-- Start --
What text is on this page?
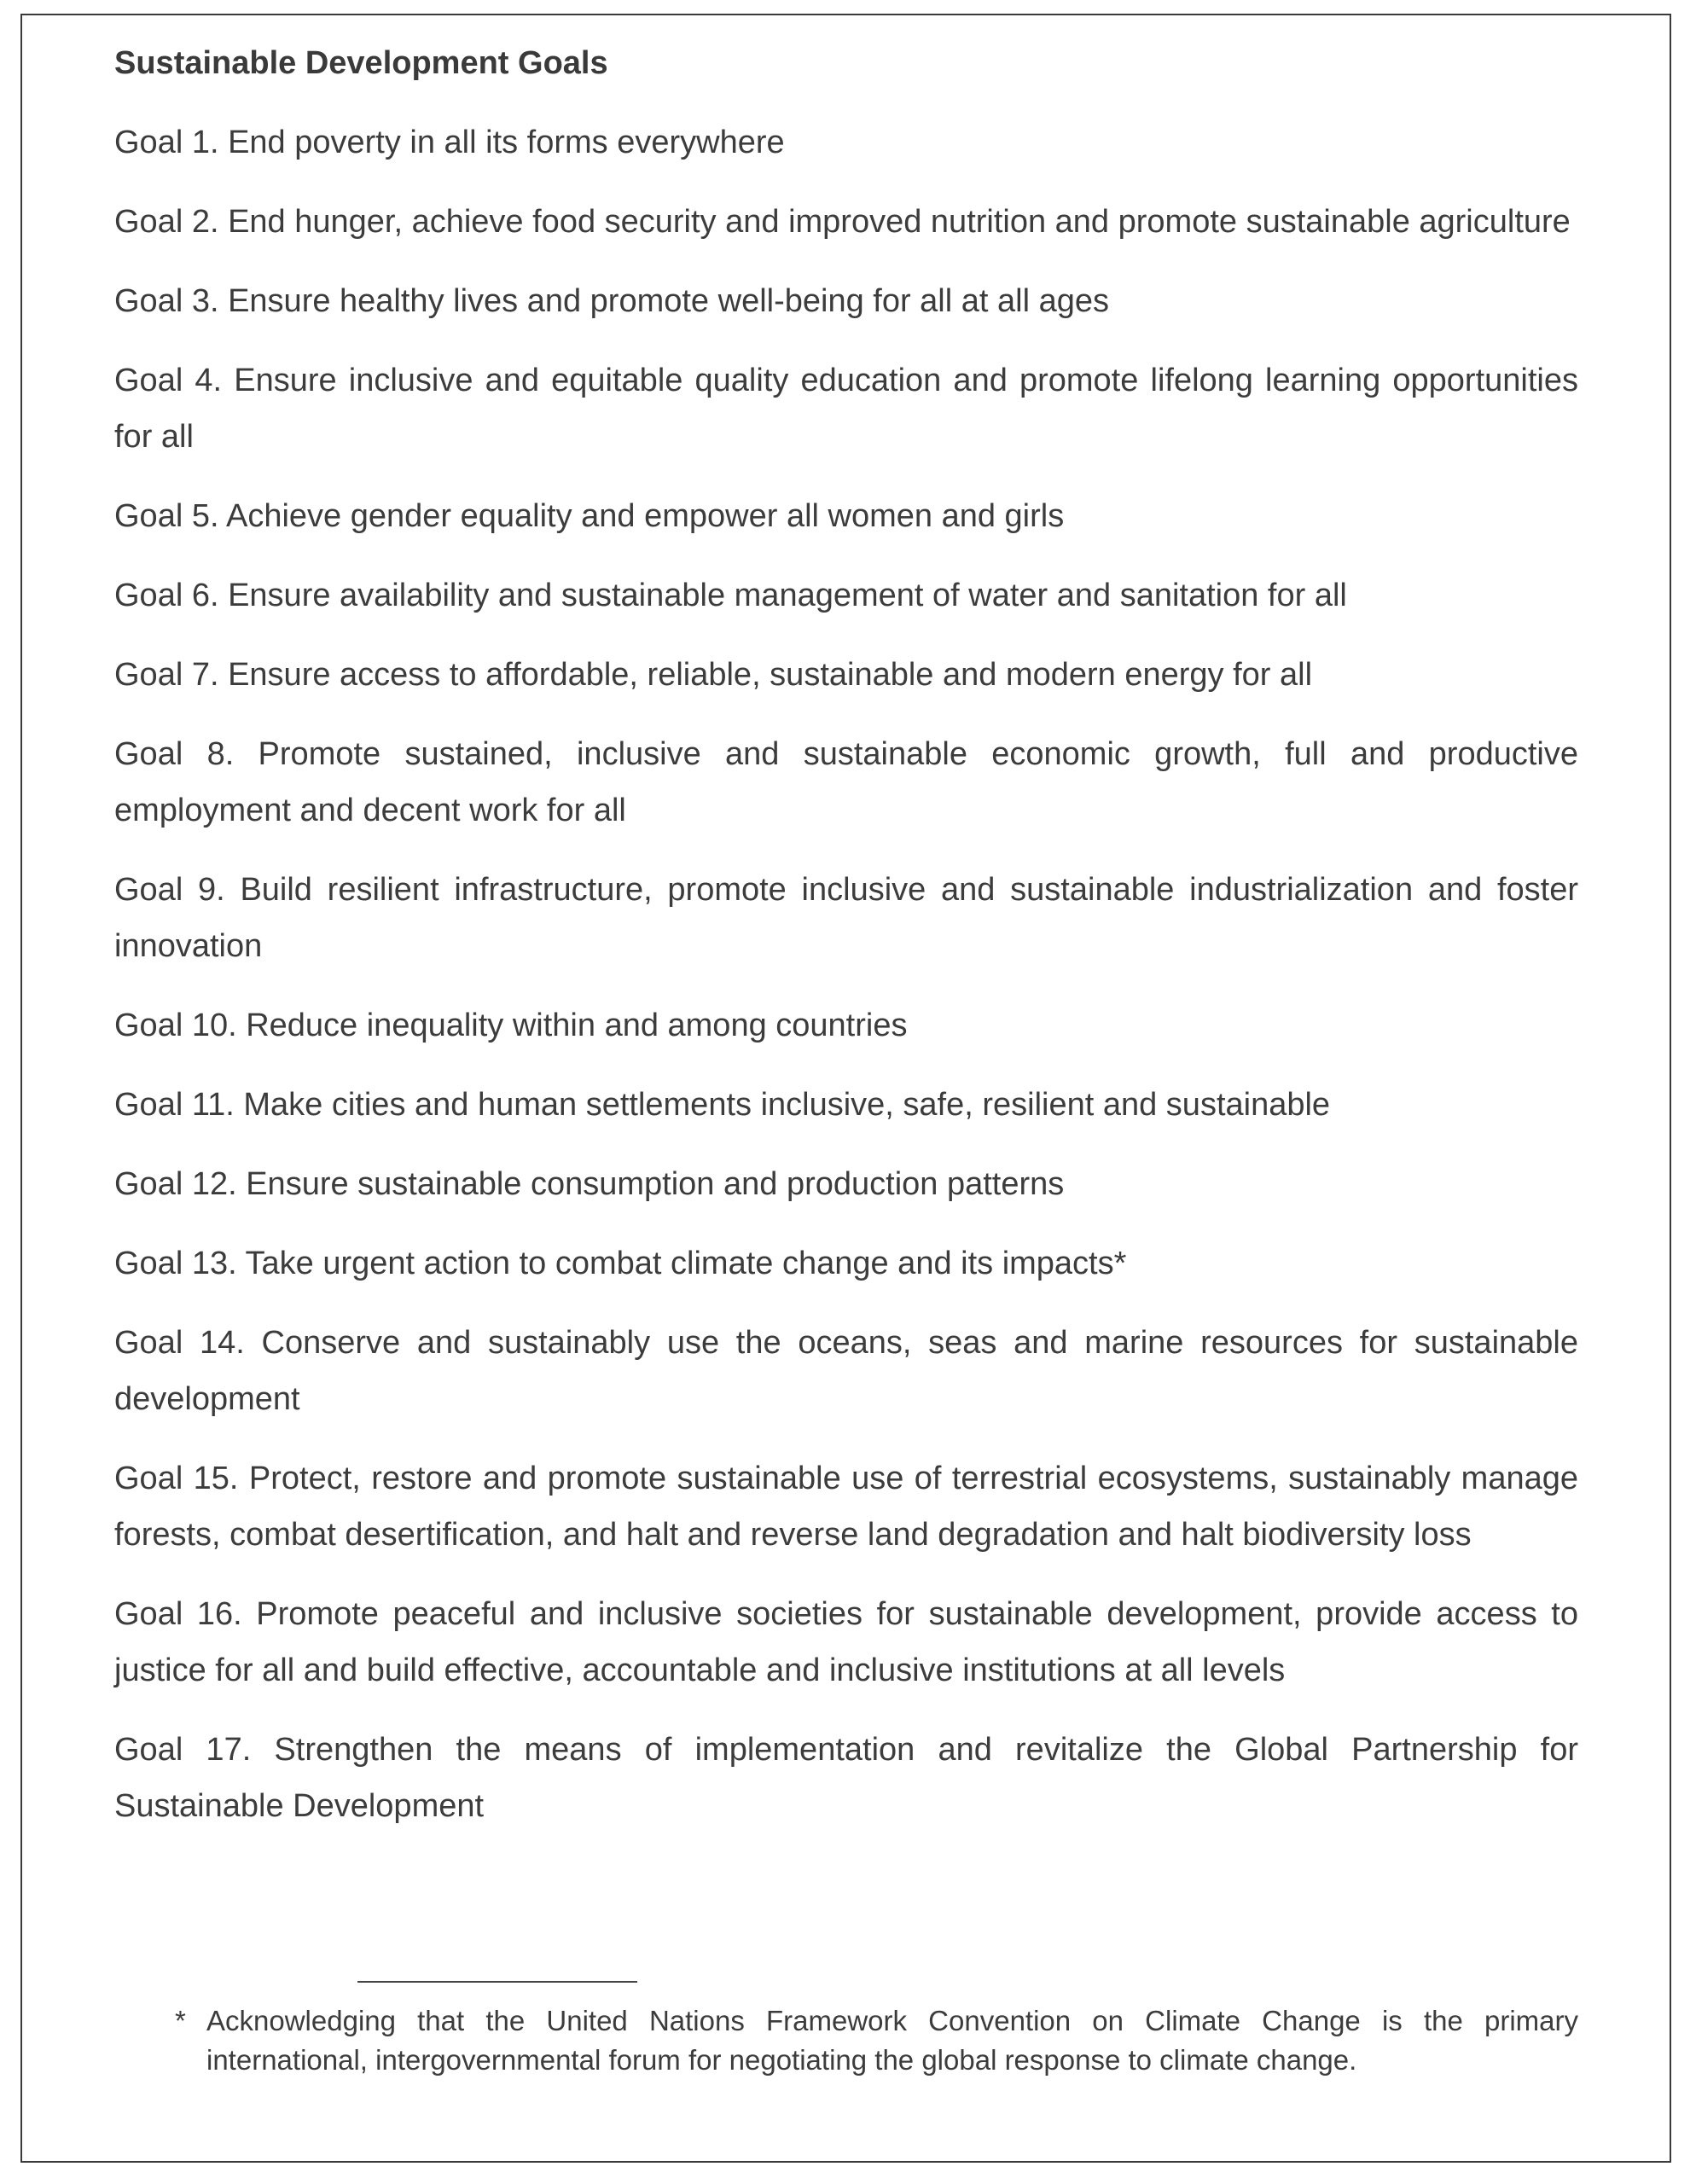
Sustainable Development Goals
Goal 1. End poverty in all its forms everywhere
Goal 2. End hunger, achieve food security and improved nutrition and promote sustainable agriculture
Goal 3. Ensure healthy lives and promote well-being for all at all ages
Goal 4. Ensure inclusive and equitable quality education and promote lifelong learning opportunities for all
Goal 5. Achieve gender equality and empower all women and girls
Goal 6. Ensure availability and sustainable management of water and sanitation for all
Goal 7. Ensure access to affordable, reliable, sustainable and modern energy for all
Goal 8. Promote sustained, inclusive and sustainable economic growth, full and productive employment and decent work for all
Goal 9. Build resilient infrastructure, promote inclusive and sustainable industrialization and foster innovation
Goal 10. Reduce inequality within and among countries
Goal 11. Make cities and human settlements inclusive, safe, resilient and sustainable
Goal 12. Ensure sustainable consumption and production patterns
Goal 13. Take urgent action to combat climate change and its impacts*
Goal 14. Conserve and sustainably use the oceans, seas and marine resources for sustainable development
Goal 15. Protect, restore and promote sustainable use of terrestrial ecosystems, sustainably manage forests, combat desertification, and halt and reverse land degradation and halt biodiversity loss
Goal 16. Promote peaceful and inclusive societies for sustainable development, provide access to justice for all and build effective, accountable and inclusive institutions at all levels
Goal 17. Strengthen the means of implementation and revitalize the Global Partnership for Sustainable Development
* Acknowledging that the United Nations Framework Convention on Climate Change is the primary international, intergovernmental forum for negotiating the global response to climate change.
-- End --
Retype the whole listing, keeping every line identical and omitting all pictures.

What text is on this page?
Sustainable Development Goals
Goal 1. End poverty in all its forms everywhere
Goal 2. End hunger, achieve food security and improved nutrition and promote sustainable agriculture
Goal 3. Ensure healthy lives and promote well-being for all at all ages
Goal 4. Ensure inclusive and equitable quality education and promote lifelong learning opportunities for all
Goal 5. Achieve gender equality and empower all women and girls
Goal 6. Ensure availability and sustainable management of water and sanitation for all
Goal 7. Ensure access to affordable, reliable, sustainable and modern energy for all
Goal 8. Promote sustained, inclusive and sustainable economic growth, full and productive employment and decent work for all
Goal 9. Build resilient infrastructure, promote inclusive and sustainable industrialization and foster innovation
Goal 10. Reduce inequality within and among countries
Goal 11. Make cities and human settlements inclusive, safe, resilient and sustainable
Goal 12. Ensure sustainable consumption and production patterns
Goal 13. Take urgent action to combat climate change and its impacts*
Goal 14. Conserve and sustainably use the oceans, seas and marine resources for sustainable development
Goal 15. Protect, restore and promote sustainable use of terrestrial ecosystems, sustainably manage forests, combat desertification, and halt and reverse land degradation and halt biodiversity loss
Goal 16. Promote peaceful and inclusive societies for sustainable development, provide access to justice for all and build effective, accountable and inclusive institutions at all levels
Goal 17. Strengthen the means of implementation and revitalize the Global Partnership for Sustainable Development
* Acknowledging that the United Nations Framework Convention on Climate Change is the primary international, intergovernmental forum for negotiating the global response to climate change.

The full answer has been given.